• **EXCERTO DO DOCUMENTO**
---*---

Desemprego, Sócrates, a enorme disparidade na leitura dos números: estes são os grandes temas desta campanha eleitoral? Quais deveriam ser, na sua opinião, os grandes temas em discussão?

Os grandes temas deveriam ser os principais constrangimentos que o país enfrenta: as desigualdades sociais, o perfil de especialização económica, a dívida pública e a dívida externa, o Tratado Orçamental, a ausência de instrumentos no seio da UE para lidar com estes desafios, a dependência energética do país. Estas são as questões que vão determinar o nosso futuro enquanto país, enquanto comunidade de destino partilhado. O problema é que os partidos do arco da governação não têm repostas para eles que não passem pela continuação da lógica da austeridade financeira e da perda de direitos laborais e sociais. Como não é uma resposta que dê muitos votos, optam por fazer uma campanha assente em casos mais ou menos relevantes.

 

Como é que Portugal pode ser mais competitivo, crescer mais, acumular mais capital? O mais provável é que não haja resposta para isto. Mas isso é aceitar que somos um país que não se governa nem se deixa governar, como dizia Júlio César. Que emenda?

A política económica em Portugal enfrenta três desafios fundamentais: reduzir a dívida pública, reduzir a dívida externa e relançar o crescimento e a criação de emprego. Mas estes três objectivos não podem ser prosseguidos todos ao mesmo tempo com o mesmo nível de prioridade.

 

Porquê?

---*---

• **DADOS FORNECIDOS**
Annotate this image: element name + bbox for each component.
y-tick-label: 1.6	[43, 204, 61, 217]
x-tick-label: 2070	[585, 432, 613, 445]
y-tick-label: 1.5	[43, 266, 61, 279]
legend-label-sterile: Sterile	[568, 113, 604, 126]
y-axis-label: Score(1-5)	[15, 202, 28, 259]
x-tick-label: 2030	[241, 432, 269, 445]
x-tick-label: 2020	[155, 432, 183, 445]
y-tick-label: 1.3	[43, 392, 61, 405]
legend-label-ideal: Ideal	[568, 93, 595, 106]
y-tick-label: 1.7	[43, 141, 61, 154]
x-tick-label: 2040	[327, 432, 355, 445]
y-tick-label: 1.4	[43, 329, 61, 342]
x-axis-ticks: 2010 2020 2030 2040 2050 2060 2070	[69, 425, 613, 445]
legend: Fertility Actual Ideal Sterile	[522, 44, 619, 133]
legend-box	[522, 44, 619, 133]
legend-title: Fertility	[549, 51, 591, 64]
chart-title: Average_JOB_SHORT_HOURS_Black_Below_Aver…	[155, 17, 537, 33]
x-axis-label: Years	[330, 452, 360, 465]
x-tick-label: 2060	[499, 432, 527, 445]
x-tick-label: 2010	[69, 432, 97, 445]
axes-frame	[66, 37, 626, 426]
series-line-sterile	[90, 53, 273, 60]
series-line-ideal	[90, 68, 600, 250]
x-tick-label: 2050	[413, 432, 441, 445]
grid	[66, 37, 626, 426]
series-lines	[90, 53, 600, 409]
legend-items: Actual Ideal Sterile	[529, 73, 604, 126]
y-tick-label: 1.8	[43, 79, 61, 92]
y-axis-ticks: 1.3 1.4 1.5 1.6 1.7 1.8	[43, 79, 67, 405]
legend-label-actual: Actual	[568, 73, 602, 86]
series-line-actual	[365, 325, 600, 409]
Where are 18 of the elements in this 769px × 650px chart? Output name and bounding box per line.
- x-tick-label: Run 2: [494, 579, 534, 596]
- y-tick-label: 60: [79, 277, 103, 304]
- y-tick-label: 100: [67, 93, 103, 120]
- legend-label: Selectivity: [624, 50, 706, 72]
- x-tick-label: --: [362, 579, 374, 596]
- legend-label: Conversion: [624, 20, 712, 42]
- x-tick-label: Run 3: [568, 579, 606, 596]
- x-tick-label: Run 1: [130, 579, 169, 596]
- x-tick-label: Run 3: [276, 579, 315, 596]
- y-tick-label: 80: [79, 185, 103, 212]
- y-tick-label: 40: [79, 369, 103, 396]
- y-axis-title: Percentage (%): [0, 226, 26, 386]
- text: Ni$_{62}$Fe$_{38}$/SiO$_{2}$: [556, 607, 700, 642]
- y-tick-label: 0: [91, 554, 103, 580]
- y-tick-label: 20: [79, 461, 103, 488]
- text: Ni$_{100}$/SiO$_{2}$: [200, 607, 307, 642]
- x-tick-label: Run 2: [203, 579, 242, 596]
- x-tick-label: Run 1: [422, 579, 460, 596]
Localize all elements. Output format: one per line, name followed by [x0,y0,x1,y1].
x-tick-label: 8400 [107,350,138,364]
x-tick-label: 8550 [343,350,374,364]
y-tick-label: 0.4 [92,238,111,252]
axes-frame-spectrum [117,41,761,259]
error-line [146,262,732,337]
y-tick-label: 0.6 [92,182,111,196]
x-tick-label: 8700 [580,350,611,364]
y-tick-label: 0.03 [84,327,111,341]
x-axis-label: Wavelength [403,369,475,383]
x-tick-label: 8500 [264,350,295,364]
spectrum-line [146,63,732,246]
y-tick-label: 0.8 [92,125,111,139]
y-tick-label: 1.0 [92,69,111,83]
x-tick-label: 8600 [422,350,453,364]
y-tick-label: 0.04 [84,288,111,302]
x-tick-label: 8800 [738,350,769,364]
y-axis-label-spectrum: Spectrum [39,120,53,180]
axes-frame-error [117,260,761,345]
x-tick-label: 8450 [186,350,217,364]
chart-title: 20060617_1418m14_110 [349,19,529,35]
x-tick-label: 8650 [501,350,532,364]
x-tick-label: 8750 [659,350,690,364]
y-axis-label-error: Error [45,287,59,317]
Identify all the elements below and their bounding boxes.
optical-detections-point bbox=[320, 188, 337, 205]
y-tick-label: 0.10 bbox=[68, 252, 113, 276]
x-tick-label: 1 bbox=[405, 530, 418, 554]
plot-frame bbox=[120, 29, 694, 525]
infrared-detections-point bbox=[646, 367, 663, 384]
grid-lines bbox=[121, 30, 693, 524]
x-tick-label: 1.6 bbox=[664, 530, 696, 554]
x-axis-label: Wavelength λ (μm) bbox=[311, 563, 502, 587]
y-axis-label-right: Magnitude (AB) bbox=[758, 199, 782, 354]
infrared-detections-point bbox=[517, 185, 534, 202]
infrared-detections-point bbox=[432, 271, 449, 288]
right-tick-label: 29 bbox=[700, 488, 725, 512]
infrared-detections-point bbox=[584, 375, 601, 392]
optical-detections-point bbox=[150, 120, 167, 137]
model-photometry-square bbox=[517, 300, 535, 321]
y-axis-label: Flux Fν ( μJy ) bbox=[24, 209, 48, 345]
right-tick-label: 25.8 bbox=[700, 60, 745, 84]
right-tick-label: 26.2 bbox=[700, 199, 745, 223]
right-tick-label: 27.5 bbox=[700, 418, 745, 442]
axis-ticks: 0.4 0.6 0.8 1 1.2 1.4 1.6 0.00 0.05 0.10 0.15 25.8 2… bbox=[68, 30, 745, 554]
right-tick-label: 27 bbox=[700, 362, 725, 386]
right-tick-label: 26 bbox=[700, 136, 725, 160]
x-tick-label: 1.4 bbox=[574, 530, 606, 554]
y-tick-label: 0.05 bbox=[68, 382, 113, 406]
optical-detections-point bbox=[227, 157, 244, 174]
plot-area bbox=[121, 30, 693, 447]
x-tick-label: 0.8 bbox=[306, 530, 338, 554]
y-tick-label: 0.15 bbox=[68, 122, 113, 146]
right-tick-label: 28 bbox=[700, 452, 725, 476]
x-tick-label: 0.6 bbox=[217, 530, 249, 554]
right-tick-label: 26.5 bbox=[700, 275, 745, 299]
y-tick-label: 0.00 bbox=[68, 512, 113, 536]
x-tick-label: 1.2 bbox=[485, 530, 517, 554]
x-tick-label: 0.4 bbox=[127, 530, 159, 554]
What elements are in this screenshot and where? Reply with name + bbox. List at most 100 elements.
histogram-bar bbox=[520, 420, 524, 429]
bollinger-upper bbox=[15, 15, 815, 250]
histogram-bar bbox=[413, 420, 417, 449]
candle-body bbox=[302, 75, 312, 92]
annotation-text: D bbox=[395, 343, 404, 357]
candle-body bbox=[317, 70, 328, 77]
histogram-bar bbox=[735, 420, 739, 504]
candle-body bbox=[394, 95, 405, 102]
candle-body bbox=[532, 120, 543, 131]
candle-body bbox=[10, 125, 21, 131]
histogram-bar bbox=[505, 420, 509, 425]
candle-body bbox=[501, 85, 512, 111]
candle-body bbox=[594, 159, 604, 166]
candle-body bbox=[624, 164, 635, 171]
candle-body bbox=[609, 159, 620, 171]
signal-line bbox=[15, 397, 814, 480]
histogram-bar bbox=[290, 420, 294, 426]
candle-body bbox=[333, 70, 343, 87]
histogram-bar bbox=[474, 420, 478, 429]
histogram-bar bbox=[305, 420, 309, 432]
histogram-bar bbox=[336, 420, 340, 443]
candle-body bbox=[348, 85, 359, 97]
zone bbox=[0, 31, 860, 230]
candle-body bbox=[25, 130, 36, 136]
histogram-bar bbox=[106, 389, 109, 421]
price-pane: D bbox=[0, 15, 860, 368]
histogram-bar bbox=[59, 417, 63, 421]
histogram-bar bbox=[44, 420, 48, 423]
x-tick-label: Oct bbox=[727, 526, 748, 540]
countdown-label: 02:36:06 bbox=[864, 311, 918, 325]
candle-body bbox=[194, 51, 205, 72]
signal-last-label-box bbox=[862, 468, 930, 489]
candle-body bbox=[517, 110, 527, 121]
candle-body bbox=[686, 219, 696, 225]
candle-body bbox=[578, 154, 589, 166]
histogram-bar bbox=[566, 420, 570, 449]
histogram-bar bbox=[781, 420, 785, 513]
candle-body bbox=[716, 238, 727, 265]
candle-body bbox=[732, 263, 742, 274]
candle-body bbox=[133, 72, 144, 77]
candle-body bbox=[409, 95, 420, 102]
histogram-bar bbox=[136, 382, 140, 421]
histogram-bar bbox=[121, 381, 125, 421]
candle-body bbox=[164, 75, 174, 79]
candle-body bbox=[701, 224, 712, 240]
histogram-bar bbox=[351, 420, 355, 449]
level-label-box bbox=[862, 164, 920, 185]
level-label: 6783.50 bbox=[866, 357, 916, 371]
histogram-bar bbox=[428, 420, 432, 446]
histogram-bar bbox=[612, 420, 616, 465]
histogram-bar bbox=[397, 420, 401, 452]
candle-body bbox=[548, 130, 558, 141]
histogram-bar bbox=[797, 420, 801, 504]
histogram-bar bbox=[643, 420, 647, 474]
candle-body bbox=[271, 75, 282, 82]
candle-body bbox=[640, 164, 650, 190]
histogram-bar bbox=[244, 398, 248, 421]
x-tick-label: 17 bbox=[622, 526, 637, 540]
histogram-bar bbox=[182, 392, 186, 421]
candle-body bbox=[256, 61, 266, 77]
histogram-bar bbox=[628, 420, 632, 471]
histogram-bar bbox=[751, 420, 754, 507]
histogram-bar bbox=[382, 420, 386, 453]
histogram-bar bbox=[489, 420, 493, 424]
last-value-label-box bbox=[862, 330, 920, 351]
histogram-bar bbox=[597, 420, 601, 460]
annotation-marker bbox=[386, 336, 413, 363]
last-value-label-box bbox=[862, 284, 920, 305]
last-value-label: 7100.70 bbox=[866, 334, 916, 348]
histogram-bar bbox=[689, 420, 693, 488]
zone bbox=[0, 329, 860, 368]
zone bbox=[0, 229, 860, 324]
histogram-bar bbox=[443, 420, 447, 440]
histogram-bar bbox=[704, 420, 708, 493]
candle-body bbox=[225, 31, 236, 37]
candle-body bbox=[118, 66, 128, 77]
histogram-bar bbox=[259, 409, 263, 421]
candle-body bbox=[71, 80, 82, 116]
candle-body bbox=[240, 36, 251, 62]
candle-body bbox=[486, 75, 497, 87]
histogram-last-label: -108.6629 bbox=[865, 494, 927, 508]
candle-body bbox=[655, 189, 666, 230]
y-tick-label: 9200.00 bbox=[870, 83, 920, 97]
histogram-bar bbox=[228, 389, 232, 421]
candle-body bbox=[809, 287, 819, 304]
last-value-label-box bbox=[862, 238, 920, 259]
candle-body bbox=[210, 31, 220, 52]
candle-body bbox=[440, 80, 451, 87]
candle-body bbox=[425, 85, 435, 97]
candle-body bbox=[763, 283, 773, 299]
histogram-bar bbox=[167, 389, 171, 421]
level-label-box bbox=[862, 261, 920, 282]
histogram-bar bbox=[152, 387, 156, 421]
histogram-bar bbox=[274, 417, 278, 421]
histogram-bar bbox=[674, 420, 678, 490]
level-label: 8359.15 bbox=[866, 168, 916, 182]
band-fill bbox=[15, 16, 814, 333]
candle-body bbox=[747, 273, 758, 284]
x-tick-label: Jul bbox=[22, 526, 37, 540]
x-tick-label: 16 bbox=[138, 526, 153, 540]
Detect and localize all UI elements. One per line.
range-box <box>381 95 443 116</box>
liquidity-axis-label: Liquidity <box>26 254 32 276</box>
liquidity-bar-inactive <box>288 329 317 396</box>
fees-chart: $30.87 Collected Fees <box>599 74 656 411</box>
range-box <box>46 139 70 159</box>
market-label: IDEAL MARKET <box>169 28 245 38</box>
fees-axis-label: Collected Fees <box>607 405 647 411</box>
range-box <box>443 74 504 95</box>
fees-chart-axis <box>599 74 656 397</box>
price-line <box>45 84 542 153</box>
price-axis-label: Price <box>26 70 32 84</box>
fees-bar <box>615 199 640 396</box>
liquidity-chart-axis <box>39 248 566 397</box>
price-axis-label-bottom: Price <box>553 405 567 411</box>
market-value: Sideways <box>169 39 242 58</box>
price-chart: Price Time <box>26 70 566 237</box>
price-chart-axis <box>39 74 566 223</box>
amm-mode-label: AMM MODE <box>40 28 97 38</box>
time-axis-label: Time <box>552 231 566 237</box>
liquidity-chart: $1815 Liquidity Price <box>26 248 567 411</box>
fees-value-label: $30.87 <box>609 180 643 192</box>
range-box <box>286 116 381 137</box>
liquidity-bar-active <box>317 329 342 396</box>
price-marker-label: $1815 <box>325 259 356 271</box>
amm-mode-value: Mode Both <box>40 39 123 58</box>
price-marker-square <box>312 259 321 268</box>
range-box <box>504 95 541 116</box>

---*---

• **TAREFA DO EXERCÍCIO**
Segundo o excerto, que desafios fundamentais enfrenta a política económica em Portugal? Enumere-os todos.

• **RESPOSTA CORRETA**
- Reduzir a dívida pública
- Reduzir a dívida externa
- Relançar o crescimento e a criação de emprego